Collected data entries>

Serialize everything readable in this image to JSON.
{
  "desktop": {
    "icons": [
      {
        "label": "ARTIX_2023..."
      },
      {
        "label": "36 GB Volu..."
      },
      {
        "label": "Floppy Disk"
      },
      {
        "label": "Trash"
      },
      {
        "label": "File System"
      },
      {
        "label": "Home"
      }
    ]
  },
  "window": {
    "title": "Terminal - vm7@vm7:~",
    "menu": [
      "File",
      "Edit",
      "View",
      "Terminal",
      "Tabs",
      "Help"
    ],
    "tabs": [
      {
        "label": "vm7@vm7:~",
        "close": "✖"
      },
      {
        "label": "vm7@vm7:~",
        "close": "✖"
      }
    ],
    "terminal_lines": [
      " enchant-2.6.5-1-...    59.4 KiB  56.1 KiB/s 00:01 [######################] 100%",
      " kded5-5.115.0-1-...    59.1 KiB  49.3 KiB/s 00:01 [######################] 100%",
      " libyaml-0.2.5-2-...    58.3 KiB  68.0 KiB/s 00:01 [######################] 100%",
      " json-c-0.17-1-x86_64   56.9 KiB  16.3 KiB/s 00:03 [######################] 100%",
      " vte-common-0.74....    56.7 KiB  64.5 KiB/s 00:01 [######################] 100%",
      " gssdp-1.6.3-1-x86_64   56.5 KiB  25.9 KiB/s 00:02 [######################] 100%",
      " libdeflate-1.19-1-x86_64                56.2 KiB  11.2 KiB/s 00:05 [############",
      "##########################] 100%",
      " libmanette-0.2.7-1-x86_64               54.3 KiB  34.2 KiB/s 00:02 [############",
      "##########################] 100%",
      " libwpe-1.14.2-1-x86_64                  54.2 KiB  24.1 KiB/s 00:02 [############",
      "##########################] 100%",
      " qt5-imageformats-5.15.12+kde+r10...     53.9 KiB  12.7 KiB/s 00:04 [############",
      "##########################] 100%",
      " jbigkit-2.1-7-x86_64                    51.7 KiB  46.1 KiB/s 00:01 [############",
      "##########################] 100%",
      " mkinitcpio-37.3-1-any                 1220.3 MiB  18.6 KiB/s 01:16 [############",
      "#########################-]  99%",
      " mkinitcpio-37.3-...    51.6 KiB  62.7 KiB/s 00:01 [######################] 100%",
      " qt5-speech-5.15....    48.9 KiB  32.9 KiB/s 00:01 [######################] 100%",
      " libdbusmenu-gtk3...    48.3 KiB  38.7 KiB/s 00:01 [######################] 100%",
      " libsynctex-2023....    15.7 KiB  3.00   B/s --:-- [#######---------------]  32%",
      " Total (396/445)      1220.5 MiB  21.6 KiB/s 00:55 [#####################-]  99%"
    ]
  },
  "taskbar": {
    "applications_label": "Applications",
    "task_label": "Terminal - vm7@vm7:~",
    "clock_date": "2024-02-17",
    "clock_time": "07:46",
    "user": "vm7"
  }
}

Instruction>
Recite the full listing above exactly.

Result>
Serialize everything readable in this image to JSON.
{
  "desktop": {
    "icons": [
      {
        "label": "ARTIX_2023..."
      },
      {
        "label": "36 GB Volu..."
      },
      {
        "label": "Floppy Disk"
      },
      {
        "label": "Trash"
      },
      {
        "label": "File System"
      },
      {
        "label": "Home"
      }
    ]
  },
  "window": {
    "title": "Terminal - vm7@vm7:~",
    "menu": [
      "File",
      "Edit",
      "View",
      "Terminal",
      "Tabs",
      "Help"
    ],
    "tabs": [
      {
        "label": "vm7@vm7:~",
        "close": "✖"
      },
      {
        "label": "vm7@vm7:~",
        "close": "✖"
      }
    ],
    "terminal_lines": [
      " enchant-2.6.5-1-...    59.4 KiB  56.1 KiB/s 00:01 [######################] 100%",
      " kded5-5.115.0-1-...    59.1 KiB  49.3 KiB/s 00:01 [######################] 100%",
      " libyaml-0.2.5-2-...    58.3 KiB  68.0 KiB/s 00:01 [######################] 100%",
      " json-c-0.17-1-x86_64   56.9 KiB  16.3 KiB/s 00:03 [######################] 100%",
      " vte-common-0.74....    56.7 KiB  64.5 KiB/s 00:01 [######################] 100%",
      " gssdp-1.6.3-1-x86_64   56.5 KiB  25.9 KiB/s 00:02 [######################] 100%",
      " libdeflate-1.19-1-x86_64                56.2 KiB  11.2 KiB/s 00:05 [############",
      "##########################] 100%",
      " libmanette-0.2.7-1-x86_64               54.3 KiB  34.2 KiB/s 00:02 [############",
      "##########################] 100%",
      " libwpe-1.14.2-1-x86_64                  54.2 KiB  24.1 KiB/s 00:02 [############",
      "##########################] 100%",
      " qt5-imageformats-5.15.12+kde+r10...     53.9 KiB  12.7 KiB/s 00:04 [############",
      "##########################] 100%",
      " jbigkit-2.1-7-x86_64                    51.7 KiB  46.1 KiB/s 00:01 [############",
      "##########################] 100%",
      " mkinitcpio-37.3-1-any                 1220.3 MiB  18.6 KiB/s 01:16 [############",
      "#########################-]  99%",
      " mkinitcpio-37.3-...    51.6 KiB  62.7 KiB/s 00:01 [######################] 100%",
      " qt5-speech-5.15....    48.9 KiB  32.9 KiB/s 00:01 [######################] 100%",
      " libdbusmenu-gtk3...    48.3 KiB  38.7 KiB/s 00:01 [######################] 100%",
      " libsynctex-2023....    15.7 KiB  3.00   B/s --:-- [#######---------------]  32%",
      " Total (396/445)      1220.5 MiB  21.6 KiB/s 00:55 [#####################-]  99%"
    ]
  },
  "taskbar": {
    "applications_label": "Applications",
    "task_label": "Terminal - vm7@vm7:~",
    "clock_date": "2024-02-17",
    "clock_time": "07:46",
    "user": "vm7"
  }
}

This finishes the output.